(Data records)
** Start **
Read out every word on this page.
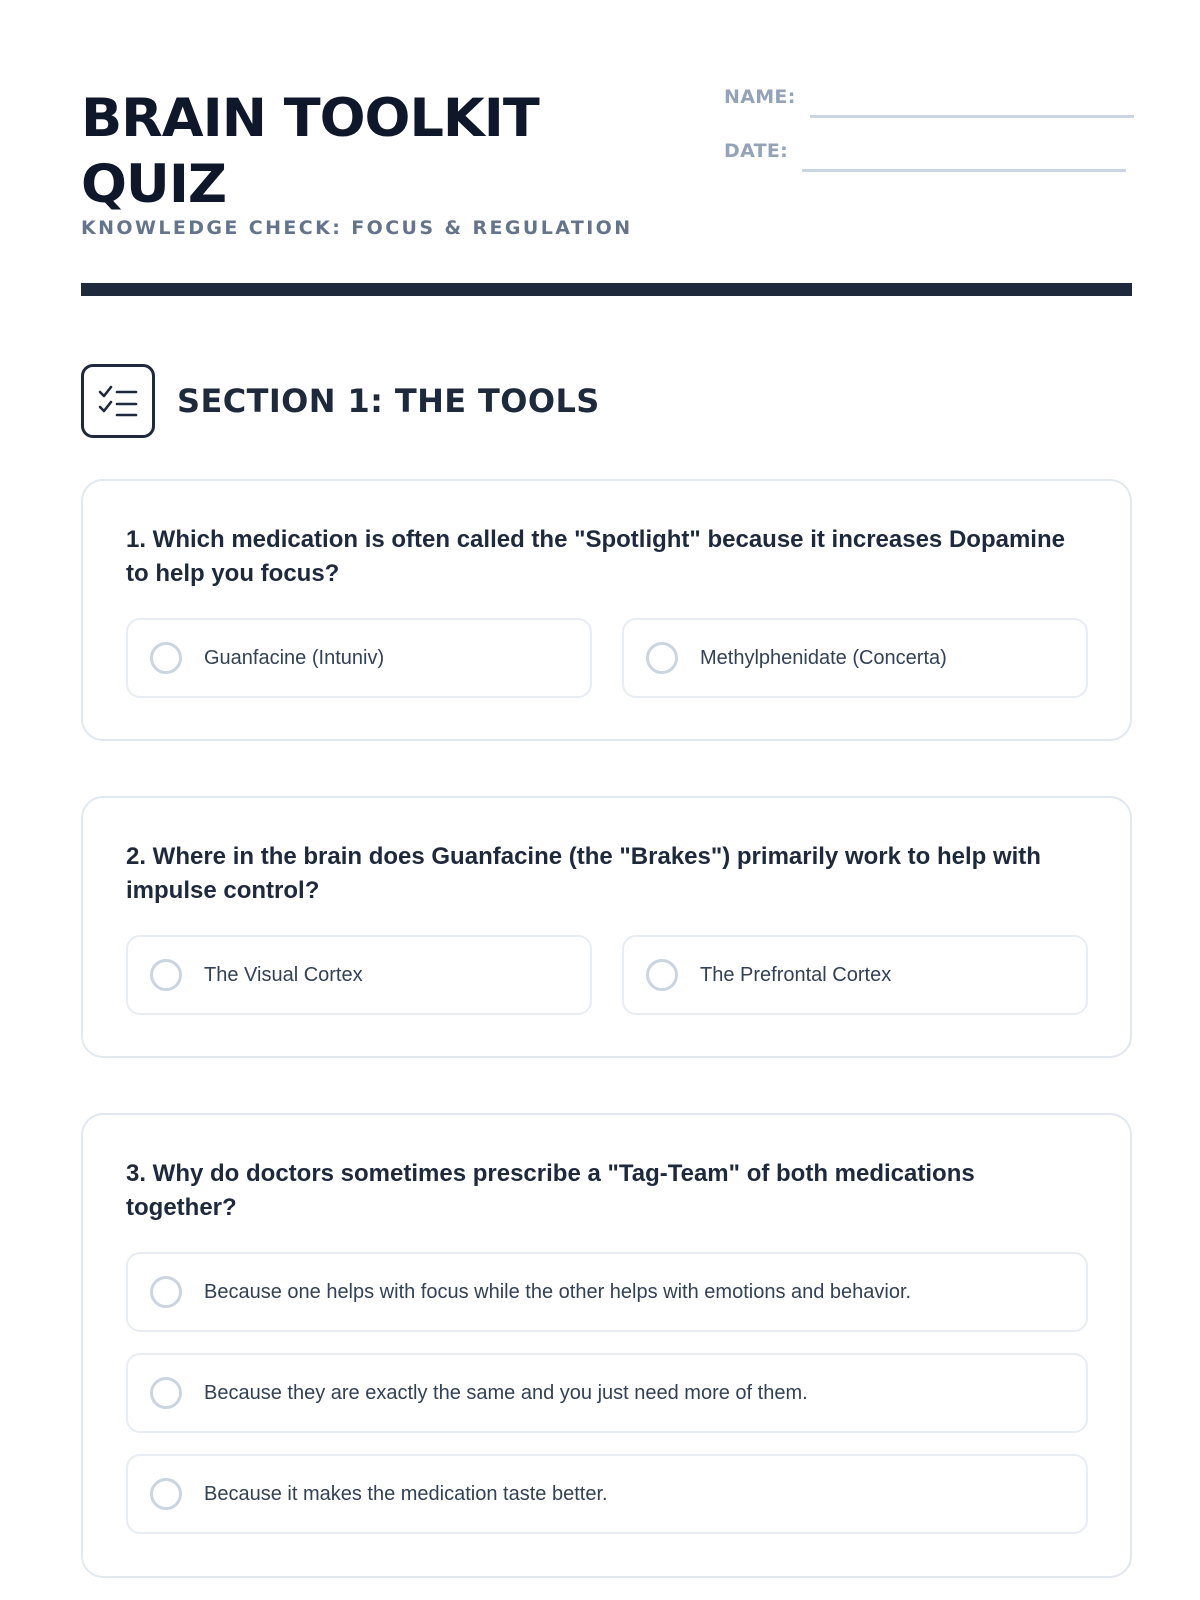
BRAIN TOOLKIT QUIZ
KNOWLEDGE CHECK: FOCUS & REGULATION
NAME:
DATE:
SECTION 1: THE TOOLS
1. Which medication is often called the "Spotlight" because it increases Dopamine to help you focus?
Guanfacine (Intuniv)	Methylphenidate (Concerta)
2. Where in the brain does Guanfacine (the "Brakes") primarily work to help with impulse control?
The Visual Cortex	The Prefrontal Cortex
3. Why do doctors sometimes prescribe a "Tag-Team" of both medications together?
Because one helps with focus while the other helps with emotions and behavior.
Because they are exactly the same and you just need more of them.
Because it makes the medication taste better.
** End **
## Work instructions
Copy the records above exactly, leaving out every picture.

## Written solution
Read out every word on this page.
BRAIN TOOLKIT QUIZ
KNOWLEDGE CHECK: FOCUS & REGULATION
NAME:
DATE:
SECTION 1: THE TOOLS
1. Which medication is often called the "Spotlight" because it increases Dopamine to help you focus?
Guanfacine (Intuniv)	Methylphenidate (Concerta)
2. Where in the brain does Guanfacine (the "Brakes") primarily work to help with impulse control?
The Visual Cortex	The Prefrontal Cortex
3. Why do doctors sometimes prescribe a "Tag-Team" of both medications together?
Because one helps with focus while the other helps with emotions and behavior.
Because they are exactly the same and you just need more of them.
Because it makes the medication taste better.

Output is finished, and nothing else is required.